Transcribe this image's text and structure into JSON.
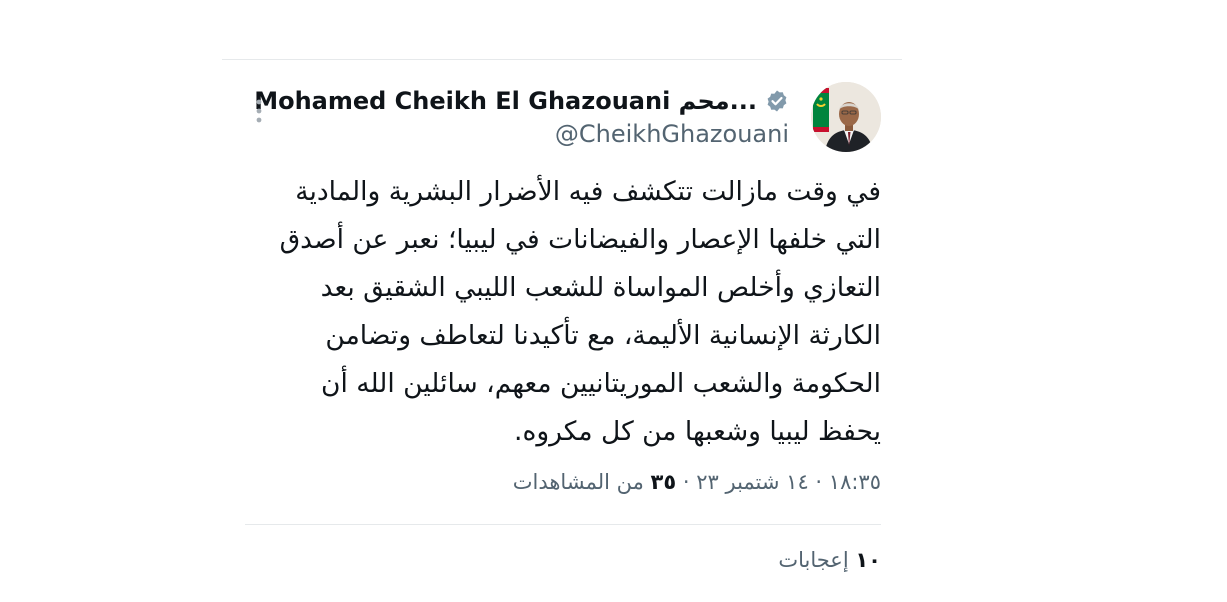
{
  "colors": {
    "text_primary": "#0f1419",
    "text_secondary": "#536471",
    "divider": "#e6e9eb",
    "verified_badge": "#829aab"
  },
  "tweet": {
    "author": {
      "display_name": "Mohamed Cheikh El Ghazouani محم...",
      "handle": "@CheikhGhazouani",
      "verified_icon": "verified-badge-icon",
      "avatar_icon": "profile-photo"
    },
    "more_icon": "more-vertical-icon",
    "text": "في وقت مازالت تتكشف فيه الأضرار البشرية والمادية\nالتي خلفها الإعصار والفيضانات في ليبيا؛ نعبر عن أصدق\nالتعازي وأخلص المواساة للشعب الليبي الشقيق بعد\nالكارثة الإنسانية الأليمة، مع تأكيدنا لتعاطف وتضامن\nالحكومة والشعب الموريتانيين معهم، سائلين الله أن\nيحفظ ليبيا وشعبها من كل مكروه.",
    "meta": {
      "time": "١٨:٣٥",
      "date": "١٤ شتمبر ٢٣",
      "separator": "·",
      "views_count": "٣٥",
      "views_label": "من المشاهدات"
    },
    "likes": {
      "count": "١٠",
      "label": "إعجابات"
    }
  }
}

- TASK REQUIREMENTS -
Without the pictures, repeat the listing above exactly.

- EXERCISE RESPONSE -
Transcribe this image's text and structure into JSON.
{
  "colors": {
    "text_primary": "#0f1419",
    "text_secondary": "#536471",
    "divider": "#e6e9eb",
    "verified_badge": "#829aab"
  },
  "tweet": {
    "author": {
      "display_name": "Mohamed Cheikh El Ghazouani محم...",
      "handle": "@CheikhGhazouani",
      "verified_icon": "verified-badge-icon",
      "avatar_icon": "profile-photo"
    },
    "more_icon": "more-vertical-icon",
    "text": "في وقت مازالت تتكشف فيه الأضرار البشرية والمادية\nالتي خلفها الإعصار والفيضانات في ليبيا؛ نعبر عن أصدق\nالتعازي وأخلص المواساة للشعب الليبي الشقيق بعد\nالكارثة الإنسانية الأليمة، مع تأكيدنا لتعاطف وتضامن\nالحكومة والشعب الموريتانيين معهم، سائلين الله أن\nيحفظ ليبيا وشعبها من كل مكروه.",
    "meta": {
      "time": "١٨:٣٥",
      "date": "١٤ شتمبر ٢٣",
      "separator": "·",
      "views_count": "٣٥",
      "views_label": "من المشاهدات"
    },
    "likes": {
      "count": "١٠",
      "label": "إعجابات"
    }
  }
}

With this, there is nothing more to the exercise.